* [Required task] Check each line of the listing, and copy it if it contains the word "Work".
━━ Material
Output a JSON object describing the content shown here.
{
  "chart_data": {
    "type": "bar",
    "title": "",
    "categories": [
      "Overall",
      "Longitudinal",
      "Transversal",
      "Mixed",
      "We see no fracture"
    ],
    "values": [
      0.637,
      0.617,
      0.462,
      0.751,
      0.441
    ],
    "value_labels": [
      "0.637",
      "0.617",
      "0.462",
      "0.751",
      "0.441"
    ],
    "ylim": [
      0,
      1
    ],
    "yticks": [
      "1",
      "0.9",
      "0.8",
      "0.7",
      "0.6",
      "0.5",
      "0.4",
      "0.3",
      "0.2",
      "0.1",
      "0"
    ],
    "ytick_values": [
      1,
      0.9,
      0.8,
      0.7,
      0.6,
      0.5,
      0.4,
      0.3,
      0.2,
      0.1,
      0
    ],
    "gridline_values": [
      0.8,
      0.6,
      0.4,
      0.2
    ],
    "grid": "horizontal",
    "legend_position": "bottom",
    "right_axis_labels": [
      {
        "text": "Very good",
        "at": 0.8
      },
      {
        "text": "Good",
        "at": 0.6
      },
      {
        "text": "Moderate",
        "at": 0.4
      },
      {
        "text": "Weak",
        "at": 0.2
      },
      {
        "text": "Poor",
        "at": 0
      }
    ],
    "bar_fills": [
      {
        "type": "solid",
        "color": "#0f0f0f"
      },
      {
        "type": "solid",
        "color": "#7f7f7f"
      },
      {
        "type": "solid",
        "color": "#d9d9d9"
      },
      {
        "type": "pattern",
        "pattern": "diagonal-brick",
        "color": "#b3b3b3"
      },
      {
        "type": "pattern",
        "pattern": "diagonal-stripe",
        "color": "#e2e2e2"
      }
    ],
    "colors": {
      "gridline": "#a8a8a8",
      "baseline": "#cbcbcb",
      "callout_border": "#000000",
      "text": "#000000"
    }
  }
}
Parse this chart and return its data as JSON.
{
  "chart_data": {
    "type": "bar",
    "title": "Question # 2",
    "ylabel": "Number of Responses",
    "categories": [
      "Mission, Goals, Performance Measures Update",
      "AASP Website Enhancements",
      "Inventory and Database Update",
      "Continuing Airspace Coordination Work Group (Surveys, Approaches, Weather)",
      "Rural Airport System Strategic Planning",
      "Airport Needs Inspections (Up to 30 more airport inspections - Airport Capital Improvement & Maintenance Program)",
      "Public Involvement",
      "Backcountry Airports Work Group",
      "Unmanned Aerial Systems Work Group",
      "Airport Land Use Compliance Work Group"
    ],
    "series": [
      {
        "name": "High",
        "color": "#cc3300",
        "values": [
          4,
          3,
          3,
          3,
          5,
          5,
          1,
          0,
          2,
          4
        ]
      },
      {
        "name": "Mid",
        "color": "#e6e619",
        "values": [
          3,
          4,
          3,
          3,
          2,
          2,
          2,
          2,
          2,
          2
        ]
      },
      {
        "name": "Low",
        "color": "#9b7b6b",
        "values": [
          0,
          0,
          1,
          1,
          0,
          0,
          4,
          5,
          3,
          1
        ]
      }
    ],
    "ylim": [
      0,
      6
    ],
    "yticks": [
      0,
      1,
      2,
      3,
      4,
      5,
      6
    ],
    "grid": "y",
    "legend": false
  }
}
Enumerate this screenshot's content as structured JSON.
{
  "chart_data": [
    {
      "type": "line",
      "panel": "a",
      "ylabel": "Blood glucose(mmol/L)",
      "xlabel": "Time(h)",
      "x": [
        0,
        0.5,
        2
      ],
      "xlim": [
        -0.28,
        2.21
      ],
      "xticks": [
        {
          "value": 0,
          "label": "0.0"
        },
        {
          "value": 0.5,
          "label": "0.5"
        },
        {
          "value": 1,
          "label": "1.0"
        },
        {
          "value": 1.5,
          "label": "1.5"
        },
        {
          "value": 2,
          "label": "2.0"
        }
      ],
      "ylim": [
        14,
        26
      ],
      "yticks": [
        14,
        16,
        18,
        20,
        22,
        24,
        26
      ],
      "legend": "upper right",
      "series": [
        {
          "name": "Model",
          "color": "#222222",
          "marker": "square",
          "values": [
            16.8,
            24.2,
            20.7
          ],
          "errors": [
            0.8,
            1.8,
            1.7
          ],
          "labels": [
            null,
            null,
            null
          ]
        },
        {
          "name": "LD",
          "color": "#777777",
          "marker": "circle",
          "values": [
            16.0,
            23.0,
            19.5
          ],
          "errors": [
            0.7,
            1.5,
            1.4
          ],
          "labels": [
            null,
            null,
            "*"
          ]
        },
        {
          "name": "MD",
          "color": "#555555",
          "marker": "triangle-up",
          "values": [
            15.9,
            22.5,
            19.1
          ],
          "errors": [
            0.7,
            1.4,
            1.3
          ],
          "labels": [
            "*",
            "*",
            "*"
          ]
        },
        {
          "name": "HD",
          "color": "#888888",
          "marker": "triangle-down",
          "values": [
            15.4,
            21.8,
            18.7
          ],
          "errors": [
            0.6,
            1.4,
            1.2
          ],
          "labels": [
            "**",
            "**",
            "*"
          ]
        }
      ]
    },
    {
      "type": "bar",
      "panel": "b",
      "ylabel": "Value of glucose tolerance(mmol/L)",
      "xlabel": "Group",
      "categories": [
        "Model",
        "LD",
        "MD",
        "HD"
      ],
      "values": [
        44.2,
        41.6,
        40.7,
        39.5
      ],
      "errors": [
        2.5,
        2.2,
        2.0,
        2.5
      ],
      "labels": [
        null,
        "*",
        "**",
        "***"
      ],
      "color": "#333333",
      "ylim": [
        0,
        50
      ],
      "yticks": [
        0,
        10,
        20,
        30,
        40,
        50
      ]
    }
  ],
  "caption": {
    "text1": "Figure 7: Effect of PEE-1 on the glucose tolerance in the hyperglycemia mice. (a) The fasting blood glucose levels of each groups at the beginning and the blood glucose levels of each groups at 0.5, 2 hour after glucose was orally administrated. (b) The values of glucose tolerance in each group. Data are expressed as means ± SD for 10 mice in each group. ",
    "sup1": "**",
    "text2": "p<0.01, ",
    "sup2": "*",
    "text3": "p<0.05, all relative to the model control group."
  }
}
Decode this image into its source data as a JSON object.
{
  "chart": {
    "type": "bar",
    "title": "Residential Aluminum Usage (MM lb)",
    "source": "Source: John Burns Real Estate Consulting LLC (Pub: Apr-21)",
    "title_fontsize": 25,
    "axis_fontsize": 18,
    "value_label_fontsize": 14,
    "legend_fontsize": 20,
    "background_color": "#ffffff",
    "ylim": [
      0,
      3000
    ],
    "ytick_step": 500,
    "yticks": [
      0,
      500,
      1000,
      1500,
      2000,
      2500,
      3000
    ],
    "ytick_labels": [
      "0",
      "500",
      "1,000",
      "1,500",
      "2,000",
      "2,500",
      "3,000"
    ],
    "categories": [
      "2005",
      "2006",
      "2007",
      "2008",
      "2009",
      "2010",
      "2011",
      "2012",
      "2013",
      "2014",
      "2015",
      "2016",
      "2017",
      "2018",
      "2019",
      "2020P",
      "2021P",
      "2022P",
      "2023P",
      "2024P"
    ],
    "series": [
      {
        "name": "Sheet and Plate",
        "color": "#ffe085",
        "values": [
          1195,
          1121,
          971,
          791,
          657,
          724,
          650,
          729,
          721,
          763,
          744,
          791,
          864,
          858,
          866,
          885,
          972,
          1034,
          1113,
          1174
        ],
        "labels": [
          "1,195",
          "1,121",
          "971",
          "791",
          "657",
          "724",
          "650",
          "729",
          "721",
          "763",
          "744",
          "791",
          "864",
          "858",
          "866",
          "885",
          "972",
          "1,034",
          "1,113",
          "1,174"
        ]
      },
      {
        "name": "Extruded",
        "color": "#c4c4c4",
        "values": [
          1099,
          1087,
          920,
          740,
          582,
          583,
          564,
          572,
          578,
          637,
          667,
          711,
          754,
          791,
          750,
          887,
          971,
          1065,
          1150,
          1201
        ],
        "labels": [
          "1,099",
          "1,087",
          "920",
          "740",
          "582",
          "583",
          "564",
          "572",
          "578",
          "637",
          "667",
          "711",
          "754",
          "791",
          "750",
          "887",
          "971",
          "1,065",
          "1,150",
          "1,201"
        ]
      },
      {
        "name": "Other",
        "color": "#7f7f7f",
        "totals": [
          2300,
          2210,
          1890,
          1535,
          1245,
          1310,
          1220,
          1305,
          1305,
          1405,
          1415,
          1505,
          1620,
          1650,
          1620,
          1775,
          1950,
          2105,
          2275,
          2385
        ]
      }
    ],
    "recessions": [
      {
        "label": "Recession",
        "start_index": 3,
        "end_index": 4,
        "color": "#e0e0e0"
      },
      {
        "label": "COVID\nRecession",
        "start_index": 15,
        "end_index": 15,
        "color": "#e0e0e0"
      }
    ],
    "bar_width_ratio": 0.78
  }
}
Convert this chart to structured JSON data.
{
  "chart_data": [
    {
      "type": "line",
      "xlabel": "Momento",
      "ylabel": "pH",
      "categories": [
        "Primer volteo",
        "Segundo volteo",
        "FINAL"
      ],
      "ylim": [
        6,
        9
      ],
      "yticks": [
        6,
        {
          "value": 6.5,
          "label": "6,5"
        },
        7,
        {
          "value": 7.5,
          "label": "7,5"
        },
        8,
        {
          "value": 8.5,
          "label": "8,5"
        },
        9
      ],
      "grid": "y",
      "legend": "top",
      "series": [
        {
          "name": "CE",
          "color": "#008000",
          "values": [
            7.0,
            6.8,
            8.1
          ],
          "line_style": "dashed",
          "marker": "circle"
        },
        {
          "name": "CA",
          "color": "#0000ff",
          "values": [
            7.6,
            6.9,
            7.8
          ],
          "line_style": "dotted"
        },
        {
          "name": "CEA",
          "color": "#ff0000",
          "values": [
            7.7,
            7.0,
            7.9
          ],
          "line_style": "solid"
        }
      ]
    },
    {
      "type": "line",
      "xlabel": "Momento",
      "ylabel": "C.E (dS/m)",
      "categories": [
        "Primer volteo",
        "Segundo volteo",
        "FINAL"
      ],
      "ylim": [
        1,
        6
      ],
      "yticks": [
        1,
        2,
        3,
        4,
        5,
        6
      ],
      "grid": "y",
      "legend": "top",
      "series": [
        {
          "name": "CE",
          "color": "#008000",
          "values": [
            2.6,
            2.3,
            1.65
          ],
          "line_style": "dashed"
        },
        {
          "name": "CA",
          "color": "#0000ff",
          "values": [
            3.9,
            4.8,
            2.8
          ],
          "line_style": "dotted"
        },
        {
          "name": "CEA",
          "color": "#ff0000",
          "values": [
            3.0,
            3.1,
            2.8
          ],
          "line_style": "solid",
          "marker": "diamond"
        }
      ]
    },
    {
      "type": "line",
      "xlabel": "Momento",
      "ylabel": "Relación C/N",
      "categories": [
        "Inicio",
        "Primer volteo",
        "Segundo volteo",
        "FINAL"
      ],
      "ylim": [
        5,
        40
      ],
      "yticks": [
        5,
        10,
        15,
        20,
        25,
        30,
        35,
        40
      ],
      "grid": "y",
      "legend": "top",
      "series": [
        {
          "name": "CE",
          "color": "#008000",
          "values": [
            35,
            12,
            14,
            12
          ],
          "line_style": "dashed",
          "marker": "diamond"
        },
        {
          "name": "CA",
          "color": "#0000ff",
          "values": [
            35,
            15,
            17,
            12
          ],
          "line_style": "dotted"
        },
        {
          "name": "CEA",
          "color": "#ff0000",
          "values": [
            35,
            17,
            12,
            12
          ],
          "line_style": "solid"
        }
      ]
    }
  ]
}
━━━━
* [Full output]
      "Continuing Airspace Coordination Work Group (Surveys, Approaches, Weather)",
      "Backcountry Airports Work Group",
      "Unmanned Aerial Systems Work Group",
      "Airport Land Use Compliance Work Group"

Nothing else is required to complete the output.